--- BEGIN Given records ---

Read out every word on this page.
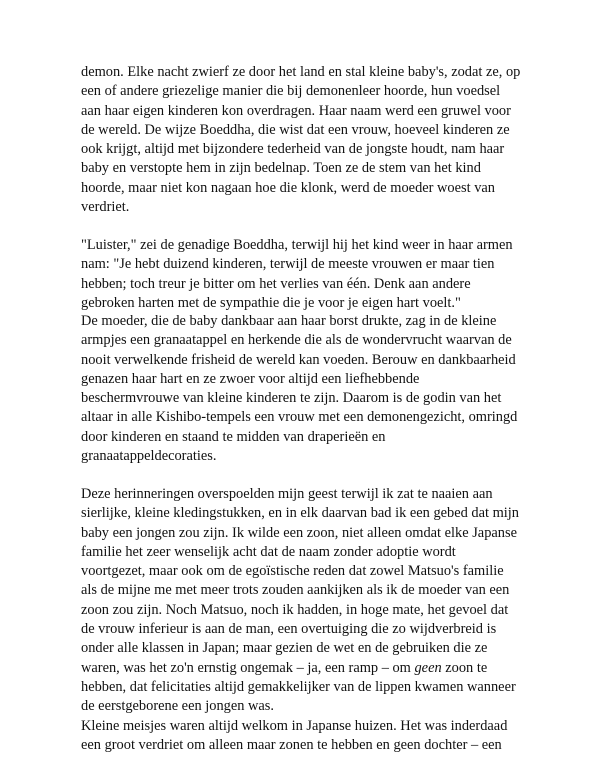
demon. Elke nacht zwierf ze door het land en stal kleine baby's, zodat ze, op
een of andere griezelige manier die bij demonenleer hoorde, hun voedsel
aan haar eigen kinderen kon overdragen. Haar naam werd een gruwel voor
de wereld. De wijze Boeddha, die wist dat een vrouw, hoeveel kinderen ze
ook krijgt, altijd met bijzondere tederheid van de jongste houdt, nam haar
baby en verstopte hem in zijn bedelnap. Toen ze de stem van het kind
hoorde, maar niet kon nagaan hoe die klonk, werd de moeder woest van
verdriet.
"Luister," zei de genadige Boeddha, terwijl hij het kind weer in haar armen
nam: "Je hebt duizend kinderen, terwijl de meeste vrouwen er maar tien
hebben; toch treur je bitter om het verlies van één. Denk aan andere
gebroken harten met de sympathie die je voor je eigen hart voelt."
De moeder, die de baby dankbaar aan haar borst drukte, zag in de kleine
armpjes een granaatappel en herkende die als de wondervrucht waarvan de
nooit verwelkende frisheid de wereld kan voeden. Berouw en dankbaarheid
genazen haar hart en ze zwoer voor altijd een liefhebbende
beschermvrouwe van kleine kinderen te zijn. Daarom is de godin van het
altaar in alle Kishibo-tempels een vrouw met een demonengezicht, omringd
door kinderen en staand te midden van draperieën en
granaatappeldecoraties.
Deze herinneringen overspoelden mijn geest terwijl ik zat te naaien aan
sierlijke, kleine kledingstukken, en in elk daarvan bad ik een gebed dat mijn
baby een jongen zou zijn. Ik wilde een zoon, niet alleen omdat elke Japanse
familie het zeer wenselijk acht dat de naam zonder adoptie wordt
voortgezet, maar ook om de egoïstische reden dat zowel Matsuo's familie
als de mijne me met meer trots zouden aankijken als ik de moeder van een
zoon zou zijn. Noch Matsuo, noch ik hadden, in hoge mate, het gevoel dat
de vrouw inferieur is aan de man, een overtuiging die zo wijdverbreid is
onder alle klassen in Japan; maar gezien de wet en de gebruiken die ze
waren, was het zo'n ernstig ongemak – ja, een ramp – om geen zoon te
hebben, dat felicitaties altijd gemakkelijker van de lippen kwamen wanneer
de eerstgeborene een jongen was.
Kleine meisjes waren altijd welkom in Japanse huizen. Het was inderdaad
een groot verdriet om alleen maar zonen te hebben en geen dochter – een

--- END Given records ---

**Work instructions**. Write out the material above again, word for word, minus its pictures.

**The response**.
Read out every word on this page.
demon. Elke nacht zwierf ze door het land en stal kleine baby's, zodat ze, op
een of andere griezelige manier die bij demonenleer hoorde, hun voedsel
aan haar eigen kinderen kon overdragen. Haar naam werd een gruwel voor
de wereld. De wijze Boeddha, die wist dat een vrouw, hoeveel kinderen ze
ook krijgt, altijd met bijzondere tederheid van de jongste houdt, nam haar
baby en verstopte hem in zijn bedelnap. Toen ze de stem van het kind
hoorde, maar niet kon nagaan hoe die klonk, werd de moeder woest van
verdriet.
"Luister," zei de genadige Boeddha, terwijl hij het kind weer in haar armen
nam: "Je hebt duizend kinderen, terwijl de meeste vrouwen er maar tien
hebben; toch treur je bitter om het verlies van één. Denk aan andere
gebroken harten met de sympathie die je voor je eigen hart voelt."
De moeder, die de baby dankbaar aan haar borst drukte, zag in de kleine
armpjes een granaatappel en herkende die als de wondervrucht waarvan de
nooit verwelkende frisheid de wereld kan voeden. Berouw en dankbaarheid
genazen haar hart en ze zwoer voor altijd een liefhebbende
beschermvrouwe van kleine kinderen te zijn. Daarom is de godin van het
altaar in alle Kishibo-tempels een vrouw met een demonengezicht, omringd
door kinderen en staand te midden van draperieën en
granaatappeldecoraties.
Deze herinneringen overspoelden mijn geest terwijl ik zat te naaien aan
sierlijke, kleine kledingstukken, en in elk daarvan bad ik een gebed dat mijn
baby een jongen zou zijn. Ik wilde een zoon, niet alleen omdat elke Japanse
familie het zeer wenselijk acht dat de naam zonder adoptie wordt
voortgezet, maar ook om de egoïstische reden dat zowel Matsuo's familie
als de mijne me met meer trots zouden aankijken als ik de moeder van een
zoon zou zijn. Noch Matsuo, noch ik hadden, in hoge mate, het gevoel dat
de vrouw inferieur is aan de man, een overtuiging die zo wijdverbreid is
onder alle klassen in Japan; maar gezien de wet en de gebruiken die ze
waren, was het zo'n ernstig ongemak – ja, een ramp – om geen zoon te
hebben, dat felicitaties altijd gemakkelijker van de lippen kwamen wanneer
de eerstgeborene een jongen was.
Kleine meisjes waren altijd welkom in Japanse huizen. Het was inderdaad
een groot verdriet om alleen maar zonen te hebben en geen dochter – een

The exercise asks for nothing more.